(Records from a collection)
----

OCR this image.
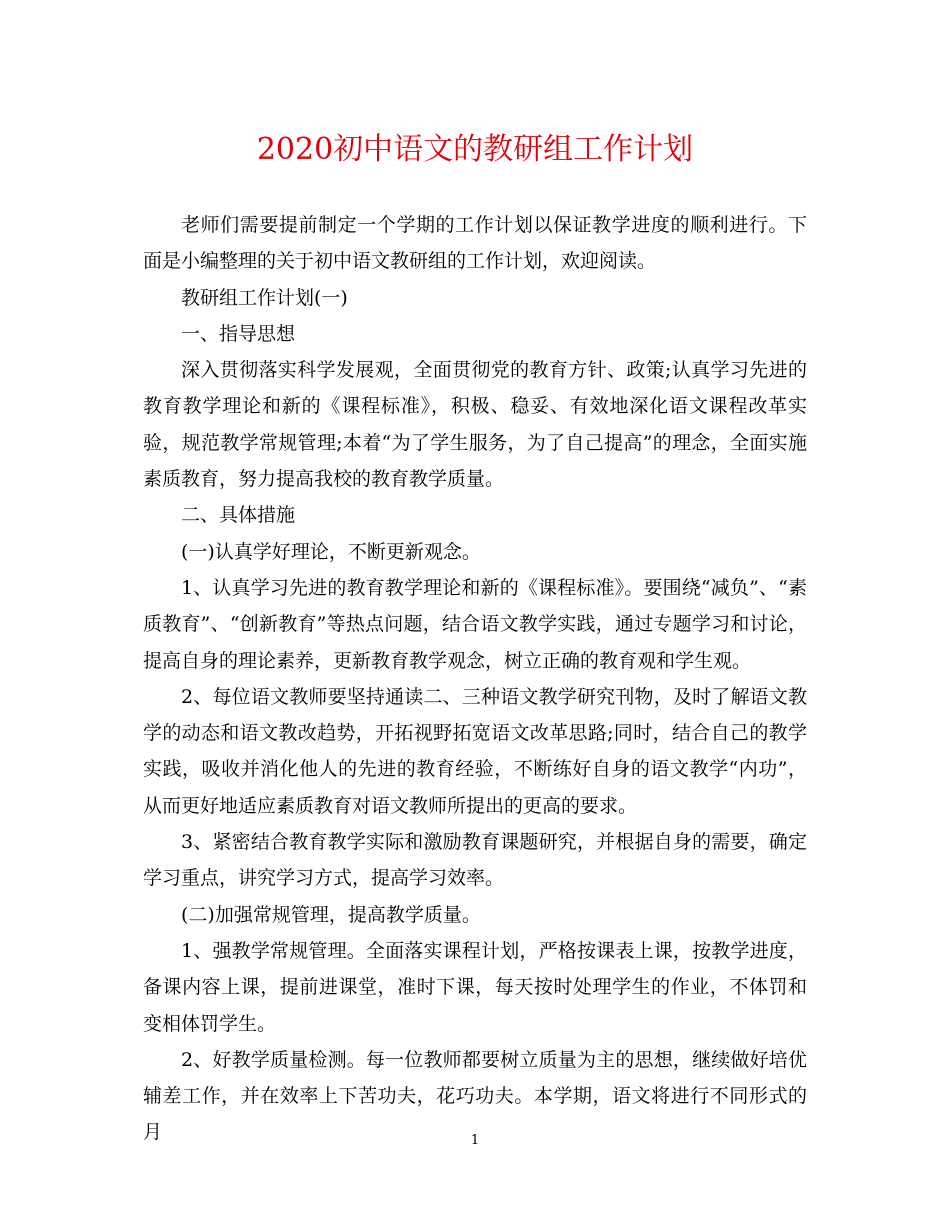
2020初中语文的教研组工作计划

老师们需要提前制定一个学期的工作计划以保证教学进度的顺利进行。下面是小编整理的关于初中语文教研组的工作计划，欢迎阅读。

教研组工作计划(一)

一、指导思想

深入贯彻落实科学发展观，全面贯彻党的教育方针、政策;认真学习先进的教育教学理论和新的《课程标准》，积极、稳妥、有效地深化语文课程改革实验，规范教学常规管理;本着“为了学生服务，为了自己提高”的理念，全面实施素质教育，努力提高我校的教育教学质量。

二、具体措施

(一)认真学好理论，不断更新观念。

1、认真学习先进的教育教学理论和新的《课程标准》。要围绕“减负”、“素质教育”、“创新教育”等热点问题，结合语文教学实践，通过专题学习和讨论，提高自身的理论素养，更新教育教学观念，树立正确的教育观和学生观。

2、每位语文教师要坚持通读二、三种语文教学研究刊物，及时了解语文教学的动态和语文教改趋势，开拓视野拓宽语文改革思路;同时，结合自己的教学实践，吸收并消化他人的先进的教育经验，不断练好自身的语文教学“内功”，从而更好地适应素质教育对语文教师所提出的更高的要求。

3、紧密结合教育教学实际和激励教育课题研究，并根据自身的需要，确定学习重点，讲究学习方式，提高学习效率。

(二)加强常规管理，提高教学质量。

1、强教学常规管理。全面落实课程计划，严格按课表上课，按教学进度，备课内容上课，提前进课堂，准时下课，每天按时处理学生的作业，不体罚和变相体罚学生。

2、好教学质量检测。每一位教师都要树立质量为主的思想，继续做好培优辅差工作，并在效率上下苦功夫，花巧功夫。本学期，语文将进行不同形式的月	1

----

Repeat each entry exactly. Pictures do not belong in the copy.

COMPLETE ANSWER =
OCR this image.
2020初中语文的教研组工作计划

老师们需要提前制定一个学期的工作计划以保证教学进度的顺利进行。下面是小编整理的关于初中语文教研组的工作计划，欢迎阅读。

教研组工作计划(一)

一、指导思想

深入贯彻落实科学发展观，全面贯彻党的教育方针、政策;认真学习先进的教育教学理论和新的《课程标准》，积极、稳妥、有效地深化语文课程改革实验，规范教学常规管理;本着“为了学生服务，为了自己提高”的理念，全面实施素质教育，努力提高我校的教育教学质量。

二、具体措施

(一)认真学好理论，不断更新观念。

1、认真学习先进的教育教学理论和新的《课程标准》。要围绕“减负”、“素质教育”、“创新教育”等热点问题，结合语文教学实践，通过专题学习和讨论，提高自身的理论素养，更新教育教学观念，树立正确的教育观和学生观。

2、每位语文教师要坚持通读二、三种语文教学研究刊物，及时了解语文教学的动态和语文教改趋势，开拓视野拓宽语文改革思路;同时，结合自己的教学实践，吸收并消化他人的先进的教育经验，不断练好自身的语文教学“内功”，从而更好地适应素质教育对语文教师所提出的更高的要求。

3、紧密结合教育教学实际和激励教育课题研究，并根据自身的需要，确定学习重点，讲究学习方式，提高学习效率。

(二)加强常规管理，提高教学质量。

1、强教学常规管理。全面落实课程计划，严格按课表上课，按教学进度，备课内容上课，提前进课堂，准时下课，每天按时处理学生的作业，不体罚和变相体罚学生。

2、好教学质量检测。每一位教师都要树立质量为主的思想，继续做好培优辅差工作，并在效率上下苦功夫，花巧功夫。本学期，语文将进行不同形式的月	1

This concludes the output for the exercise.